DIRECTIONS FOR THIS TASK: Transcribe the lines below verbatim, skipping the images.

>> Begin RECORDS SUPPLIED

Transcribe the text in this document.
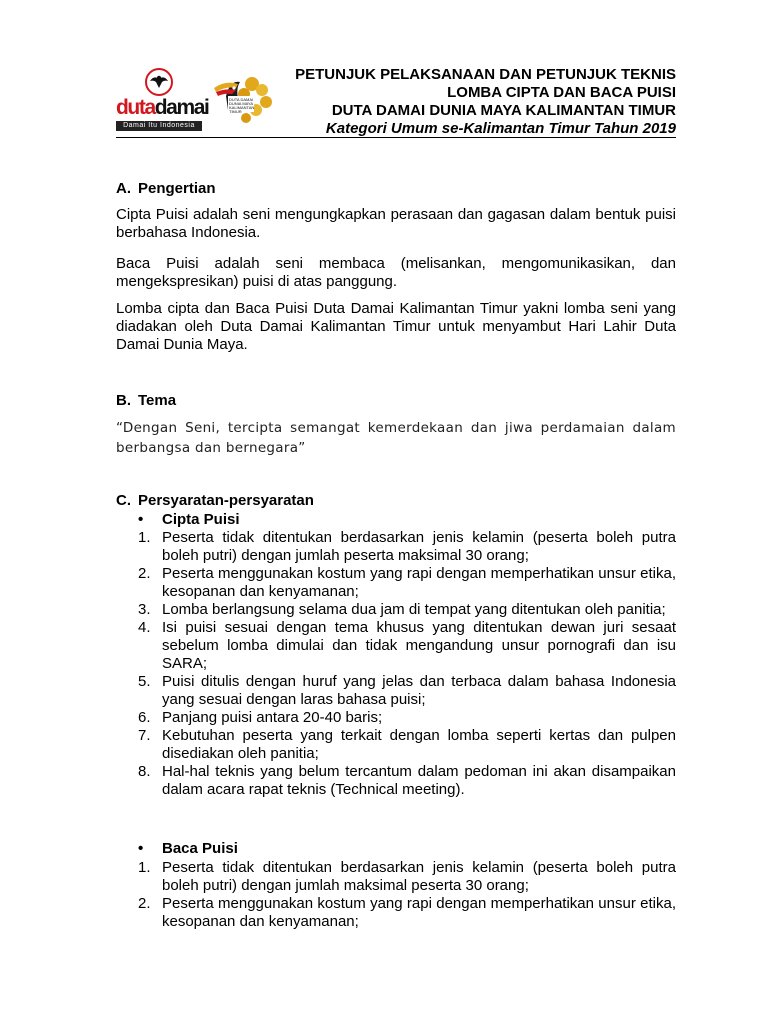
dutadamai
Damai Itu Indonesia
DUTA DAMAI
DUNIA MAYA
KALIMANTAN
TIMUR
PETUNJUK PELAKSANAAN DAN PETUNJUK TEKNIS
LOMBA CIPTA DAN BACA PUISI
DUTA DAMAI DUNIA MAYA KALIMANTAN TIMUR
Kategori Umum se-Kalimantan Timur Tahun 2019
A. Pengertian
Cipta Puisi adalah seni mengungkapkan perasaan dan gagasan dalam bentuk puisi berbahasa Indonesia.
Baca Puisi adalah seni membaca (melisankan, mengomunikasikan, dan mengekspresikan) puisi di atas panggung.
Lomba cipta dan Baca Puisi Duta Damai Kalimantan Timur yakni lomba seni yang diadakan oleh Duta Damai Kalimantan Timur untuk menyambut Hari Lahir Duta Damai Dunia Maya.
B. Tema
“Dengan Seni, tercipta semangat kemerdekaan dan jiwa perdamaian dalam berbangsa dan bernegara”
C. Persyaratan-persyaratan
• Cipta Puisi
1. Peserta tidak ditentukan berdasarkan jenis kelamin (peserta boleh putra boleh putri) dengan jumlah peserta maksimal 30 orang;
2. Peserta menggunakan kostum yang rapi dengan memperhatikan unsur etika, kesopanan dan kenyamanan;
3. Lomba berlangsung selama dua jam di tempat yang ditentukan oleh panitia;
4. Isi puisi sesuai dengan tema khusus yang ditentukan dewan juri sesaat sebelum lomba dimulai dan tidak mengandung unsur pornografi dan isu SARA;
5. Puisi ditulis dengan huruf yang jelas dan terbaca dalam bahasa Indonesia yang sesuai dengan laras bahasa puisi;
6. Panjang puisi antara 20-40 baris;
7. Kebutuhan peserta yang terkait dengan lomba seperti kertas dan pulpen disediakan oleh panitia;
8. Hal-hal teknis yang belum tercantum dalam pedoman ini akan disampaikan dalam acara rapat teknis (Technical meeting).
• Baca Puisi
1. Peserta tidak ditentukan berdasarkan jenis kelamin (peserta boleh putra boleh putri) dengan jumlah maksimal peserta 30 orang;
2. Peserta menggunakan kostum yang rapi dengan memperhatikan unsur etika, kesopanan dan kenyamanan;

>> End RECORDS SUPPLIED

ANSWER:
Transcribe the text in this document.
dutadamai
Damai Itu Indonesia
DUTA DAMAI
DUNIA MAYA
KALIMANTAN
TIMUR
PETUNJUK PELAKSANAAN DAN PETUNJUK TEKNIS
LOMBA CIPTA DAN BACA PUISI
DUTA DAMAI DUNIA MAYA KALIMANTAN TIMUR
Kategori Umum se-Kalimantan Timur Tahun 2019
A. Pengertian
Cipta Puisi adalah seni mengungkapkan perasaan dan gagasan dalam bentuk puisi berbahasa Indonesia.
Baca Puisi adalah seni membaca (melisankan, mengomunikasikan, dan mengekspresikan) puisi di atas panggung.
Lomba cipta dan Baca Puisi Duta Damai Kalimantan Timur yakni lomba seni yang diadakan oleh Duta Damai Kalimantan Timur untuk menyambut Hari Lahir Duta Damai Dunia Maya.
B. Tema
“Dengan Seni, tercipta semangat kemerdekaan dan jiwa perdamaian dalam berbangsa dan bernegara”
C. Persyaratan-persyaratan
• Cipta Puisi
1. Peserta tidak ditentukan berdasarkan jenis kelamin (peserta boleh putra boleh putri) dengan jumlah peserta maksimal 30 orang;
2. Peserta menggunakan kostum yang rapi dengan memperhatikan unsur etika, kesopanan dan kenyamanan;
3. Lomba berlangsung selama dua jam di tempat yang ditentukan oleh panitia;
4. Isi puisi sesuai dengan tema khusus yang ditentukan dewan juri sesaat sebelum lomba dimulai dan tidak mengandung unsur pornografi dan isu SARA;
5. Puisi ditulis dengan huruf yang jelas dan terbaca dalam bahasa Indonesia yang sesuai dengan laras bahasa puisi;
6. Panjang puisi antara 20-40 baris;
7. Kebutuhan peserta yang terkait dengan lomba seperti kertas dan pulpen disediakan oleh panitia;
8. Hal-hal teknis yang belum tercantum dalam pedoman ini akan disampaikan dalam acara rapat teknis (Technical meeting).
• Baca Puisi
1. Peserta tidak ditentukan berdasarkan jenis kelamin (peserta boleh putra boleh putri) dengan jumlah maksimal peserta 30 orang;
2. Peserta menggunakan kostum yang rapi dengan memperhatikan unsur etika, kesopanan dan kenyamanan;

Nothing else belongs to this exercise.